**Task to carry out:** Transcribe every record that appears below, exactly and in full.
Raw data Start Marker
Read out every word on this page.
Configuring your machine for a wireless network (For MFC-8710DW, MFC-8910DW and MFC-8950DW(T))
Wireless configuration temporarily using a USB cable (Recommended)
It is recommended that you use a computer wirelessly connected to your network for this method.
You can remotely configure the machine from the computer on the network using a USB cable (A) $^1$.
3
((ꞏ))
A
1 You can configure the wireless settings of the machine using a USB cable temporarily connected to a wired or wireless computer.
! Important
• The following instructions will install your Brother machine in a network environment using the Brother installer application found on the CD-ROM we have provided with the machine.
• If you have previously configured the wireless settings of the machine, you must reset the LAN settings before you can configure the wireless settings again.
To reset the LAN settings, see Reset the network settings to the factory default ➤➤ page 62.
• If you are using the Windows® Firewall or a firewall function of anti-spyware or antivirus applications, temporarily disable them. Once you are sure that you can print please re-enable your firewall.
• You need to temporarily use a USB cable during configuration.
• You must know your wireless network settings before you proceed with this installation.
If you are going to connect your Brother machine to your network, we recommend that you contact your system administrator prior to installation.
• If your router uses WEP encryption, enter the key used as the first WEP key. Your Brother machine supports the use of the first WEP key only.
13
Raw data End Marker
**Completed exercise:**
Read out every word on this page.
Configuring your machine for a wireless network (For MFC-8710DW, MFC-8910DW and MFC-8950DW(T))
Wireless configuration temporarily using a USB cable (Recommended)
It is recommended that you use a computer wirelessly connected to your network for this method.
You can remotely configure the machine from the computer on the network using a USB cable (A) $^1$.
3
((ꞏ))
A
1 You can configure the wireless settings of the machine using a USB cable temporarily connected to a wired or wireless computer.
! Important
• The following instructions will install your Brother machine in a network environment using the Brother installer application found on the CD-ROM we have provided with the machine.
• If you have previously configured the wireless settings of the machine, you must reset the LAN settings before you can configure the wireless settings again.
To reset the LAN settings, see Reset the network settings to the factory default ➤➤ page 62.
• If you are using the Windows® Firewall or a firewall function of anti-spyware or antivirus applications, temporarily disable them. Once you are sure that you can print please re-enable your firewall.
• You need to temporarily use a USB cable during configuration.
• You must know your wireless network settings before you proceed with this installation.
If you are going to connect your Brother machine to your network, we recommend that you contact your system administrator prior to installation.
• If your router uses WEP encryption, enter the key used as the first WEP key. Your Brother machine supports the use of the first WEP key only.
13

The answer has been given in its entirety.